TEXTO
★ ★ ★ ★

Compreende que a Filosofia da Ciência só pode ser histórica, e argumenta que a história da ciência é feita de descontinuidades, rupturas e retificações sobre o seu “tecido de erros”. Entretanto, a ciência não vive apenas de descontinuidades; assim, a relação entre o passado, o presente e o devir não é ignorada por ele que a especifica através da noção de “recorrência epistemológica”.

Afirmando que ciência e poiésis são dois projetos distintos, deve o homem de ciência abdicar da imaginação? A resposta é não. Dissemos que Bachelard contribuiu para o prestígio da imaginação, ao considera-la como tema de reflexão, reafirmando que ela é função psíquica fundamental e definindo-a como poiésis, criação. Constituindo-se como a experiência mesma da novidade e da abertura antropológica entre o homem, ele próprio, e o mundo.

★ ★ ★ ★

DADOS DE ORIGEM
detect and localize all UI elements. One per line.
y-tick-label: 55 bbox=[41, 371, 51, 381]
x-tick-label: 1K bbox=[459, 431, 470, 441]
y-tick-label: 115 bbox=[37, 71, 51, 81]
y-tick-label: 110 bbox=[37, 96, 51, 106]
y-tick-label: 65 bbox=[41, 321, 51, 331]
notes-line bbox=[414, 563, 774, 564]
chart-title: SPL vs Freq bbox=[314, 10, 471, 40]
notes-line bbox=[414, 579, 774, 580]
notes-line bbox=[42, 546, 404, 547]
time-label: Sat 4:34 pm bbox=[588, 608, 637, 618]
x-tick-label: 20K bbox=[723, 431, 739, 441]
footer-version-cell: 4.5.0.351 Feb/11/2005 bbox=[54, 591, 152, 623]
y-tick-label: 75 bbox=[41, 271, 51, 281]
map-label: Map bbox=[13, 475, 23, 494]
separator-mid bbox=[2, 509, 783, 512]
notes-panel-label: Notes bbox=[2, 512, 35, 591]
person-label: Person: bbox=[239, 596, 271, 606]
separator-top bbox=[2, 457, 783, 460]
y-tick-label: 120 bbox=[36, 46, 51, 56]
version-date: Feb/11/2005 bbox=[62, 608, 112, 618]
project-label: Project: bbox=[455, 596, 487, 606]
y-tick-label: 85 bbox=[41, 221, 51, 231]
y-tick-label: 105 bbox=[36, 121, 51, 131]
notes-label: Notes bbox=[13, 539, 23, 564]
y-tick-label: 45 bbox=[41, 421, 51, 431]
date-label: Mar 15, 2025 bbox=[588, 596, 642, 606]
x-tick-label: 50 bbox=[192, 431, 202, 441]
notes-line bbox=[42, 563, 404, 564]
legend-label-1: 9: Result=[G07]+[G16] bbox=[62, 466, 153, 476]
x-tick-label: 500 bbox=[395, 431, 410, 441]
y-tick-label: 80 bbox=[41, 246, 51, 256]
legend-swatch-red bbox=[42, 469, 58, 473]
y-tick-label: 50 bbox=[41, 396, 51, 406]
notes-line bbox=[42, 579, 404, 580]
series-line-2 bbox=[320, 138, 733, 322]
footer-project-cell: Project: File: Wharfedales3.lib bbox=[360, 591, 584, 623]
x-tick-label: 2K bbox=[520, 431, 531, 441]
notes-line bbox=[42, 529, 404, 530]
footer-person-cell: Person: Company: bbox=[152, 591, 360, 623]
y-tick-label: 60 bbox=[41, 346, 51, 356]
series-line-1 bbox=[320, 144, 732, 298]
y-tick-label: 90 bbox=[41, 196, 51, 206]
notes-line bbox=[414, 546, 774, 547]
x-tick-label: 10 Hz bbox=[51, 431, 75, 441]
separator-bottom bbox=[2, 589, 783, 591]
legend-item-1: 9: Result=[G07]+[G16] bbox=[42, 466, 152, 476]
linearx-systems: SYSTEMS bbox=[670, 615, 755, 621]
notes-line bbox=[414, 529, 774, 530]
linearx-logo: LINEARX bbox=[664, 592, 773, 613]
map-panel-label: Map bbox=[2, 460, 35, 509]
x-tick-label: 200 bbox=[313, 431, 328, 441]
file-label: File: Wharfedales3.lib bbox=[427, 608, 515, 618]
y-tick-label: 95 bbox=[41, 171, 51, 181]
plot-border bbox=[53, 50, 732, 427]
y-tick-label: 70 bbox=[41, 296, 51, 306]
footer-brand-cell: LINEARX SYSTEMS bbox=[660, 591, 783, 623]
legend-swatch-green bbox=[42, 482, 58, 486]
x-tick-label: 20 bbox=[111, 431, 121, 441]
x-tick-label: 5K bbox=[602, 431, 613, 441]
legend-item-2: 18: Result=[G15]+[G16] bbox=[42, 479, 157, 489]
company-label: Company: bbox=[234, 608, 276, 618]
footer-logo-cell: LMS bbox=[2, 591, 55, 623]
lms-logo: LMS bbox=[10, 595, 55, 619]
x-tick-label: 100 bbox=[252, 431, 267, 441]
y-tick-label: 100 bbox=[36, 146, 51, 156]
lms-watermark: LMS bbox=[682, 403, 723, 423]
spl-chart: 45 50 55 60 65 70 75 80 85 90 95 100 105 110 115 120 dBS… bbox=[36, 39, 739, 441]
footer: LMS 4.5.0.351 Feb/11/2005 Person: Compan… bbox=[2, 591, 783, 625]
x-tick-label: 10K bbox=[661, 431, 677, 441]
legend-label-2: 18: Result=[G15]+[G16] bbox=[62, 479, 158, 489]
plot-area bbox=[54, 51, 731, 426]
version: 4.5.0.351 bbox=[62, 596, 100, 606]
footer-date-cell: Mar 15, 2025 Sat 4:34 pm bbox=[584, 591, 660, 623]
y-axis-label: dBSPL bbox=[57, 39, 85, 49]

★ ★ ★ ★

PERGUNTAS
1) Responda, com base no texto:
(a) De que é feita a história da ciência?
(b) Por meio de que noção é especificada a relação entre o passado, o presente e o devir?
(c) Como Bachelard define a imaginação?
2) Transcreva do texto tudo o que vai de "Compreende que a" até "próprio, e o mundo.".

RESPOSTAS
1)
(a) De descontinuidades, rupturas e retificações sobre o seu “tecido de erros”.
(b) Pela noção de “recorrência epistemológica”.
(c) Como poiésis, criação.

2)
Compreende que a Filosofia da Ciência só pode ser histórica, e argumenta que a história da ciência é feita de descontinuidades, rupturas e retificações sobre o seu “tecido de erros”. Entretanto, a ciência não vive apenas de descontinuidades; assim, a relação entre o passado, o presente e o devir não é ignorada por ele que a especifica através da noção de “recorrência epistemológica”.

Afirmando que ciência e poiésis são dois projetos distintos, deve o homem de ciência abdicar da imaginação? A resposta é não. Dissemos que Bachelard contribuiu para o prestígio da imaginação, ao considera-la como tema de reflexão, reafirmando que ela é função psíquica fundamental e definindo-a como poiésis, criação. Constituindo-se como a experiência mesma da novidade e da abertura antropológica entre o homem, ele próprio, e o mundo.